DESCRIPTION OF THE TASK: Scan the records below for lines with the word "text", then state how many you find and nothing else.

Recorded data:
[start]
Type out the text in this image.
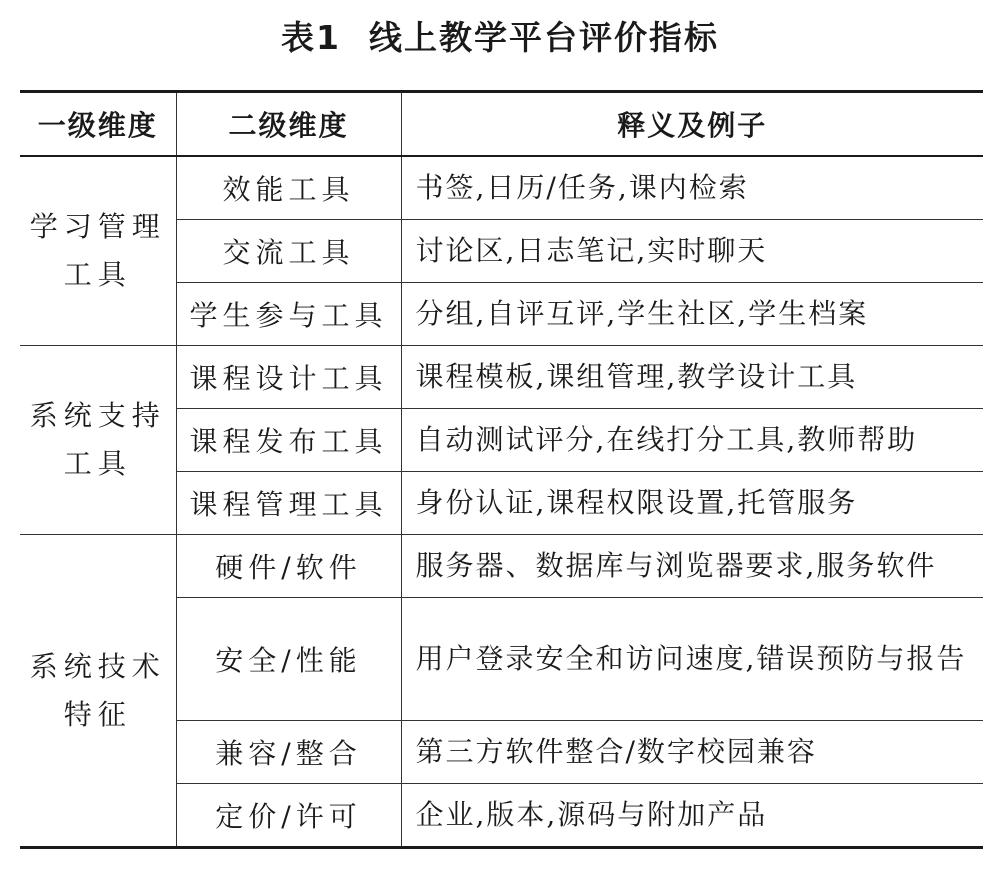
表1 线上教学平台评价指标
一级维度	二级维度	释义及例子
学习管理工具	效能工具	书签,日历/任务,课内检索
	交流工具	讨论区,日志笔记,实时聊天
	学生参与工具	分组,自评互评,学生社区,学生档案
系统支持工具	课程设计工具	课程模板,课组管理,教学设计工具
	课程发布工具	自动测试评分,在线打分工具,教师帮助
	课程管理工具	身份认证,课程权限设置,托管服务
系统技术特征	硬件/软件	服务器、数据库与浏览器要求,服务软件
	安全/性能	用户登录安全和访问速度,错误预防与报告
	兼容/整合	第三方软件整合/数字校园兼容
	定价/许可	企业,版本,源码与附加产品
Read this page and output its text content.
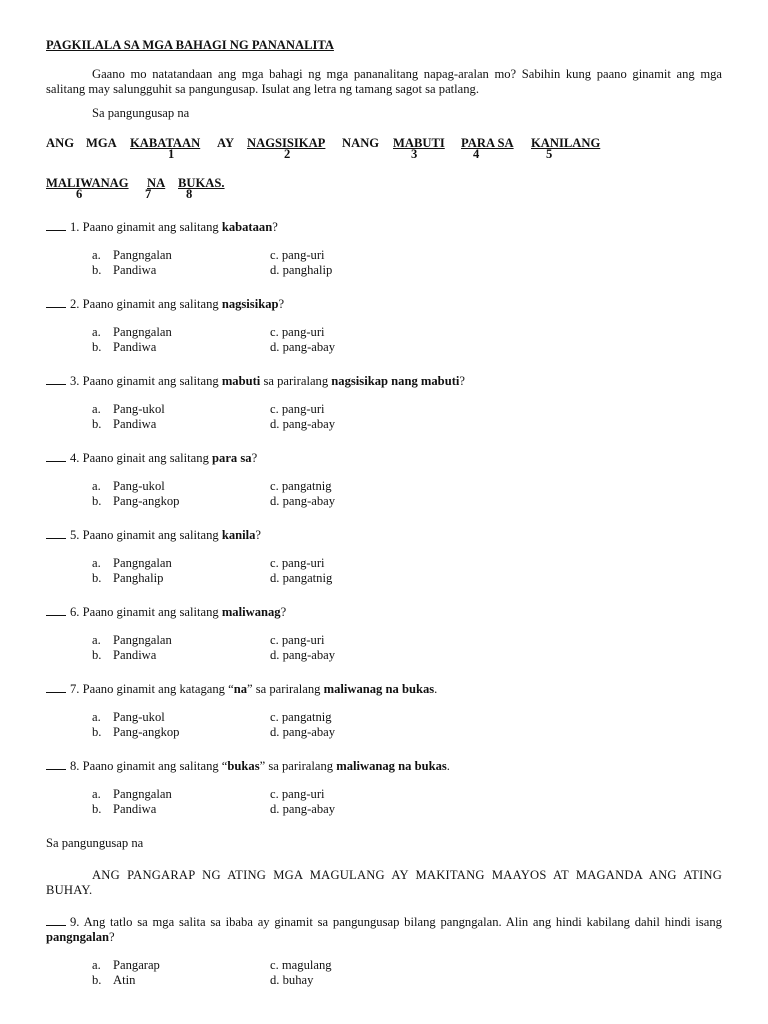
PAGKILALA SA MGA BAHAGI NG PANANALITA
Gaano mo natatandaan ang mga bahagi ng mga pananalitang napag-aralan mo? Sabihin kung paano ginamit ang mga salitang may salungguhit sa pangungusap. Isulat ang letra ng tamang sagot sa patlang.
Sa pangungusap na
ANG MGA KABATAAN AY NAGSISIKAP NANG MABUTI PARA SA KANILANG
1	2	3	4	5
MALIWANAG NA BUKAS.
6	7	8
1. Paano ginamit ang salitang kabataan?
a. Pangngalan
b. Pandiwa
c. pang-uri
d. panghalip
2. Paano ginamit ang salitang nagsisikap?
a. Pangngalan
b. Pandiwa
c. pang-uri
d. pang-abay
3. Paano ginamit ang salitang mabuti sa pariralang nagsisikap nang mabuti?
a. Pang-ukol
b. Pandiwa
c. pang-uri
d. pang-abay
4. Paano ginait ang salitang para sa?
a. Pang-ukol
b. Pang-angkop
c. pangatnig
d. pang-abay
5. Paano ginamit ang salitang kanila?
a. Pangngalan
b. Panghalip
c. pang-uri
d. pangatnig
6. Paano ginamit ang salitang maliwanag?
a. Pangngalan
b. Pandiwa
c. pang-uri
d. pang-abay
7. Paano ginamit ang katagang “na” sa pariralang maliwanag na bukas.
a. Pang-ukol
b. Pang-angkop
c. pangatnig
d. pang-abay
8. Paano ginamit ang salitang “bukas” sa pariralang maliwanag na bukas.
a. Pangngalan
b. Pandiwa
c. pang-uri
d. pang-abay
Sa pangungusap na
ANG PANGARAP NG ATING MGA MAGULANG AY MAKITANG MAAYOS AT MAGANDA ANG ATING BUHAY.
9. Ang tatlo sa mga salita sa ibaba ay ginamit sa pangungusap bilang pangngalan. Alin ang hindi kabilang dahil hindi isang pangngalan?
a. Pangarap
b. Atin
c. magulang
d. buhay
[end]
WRITTEN RESPONSE: 2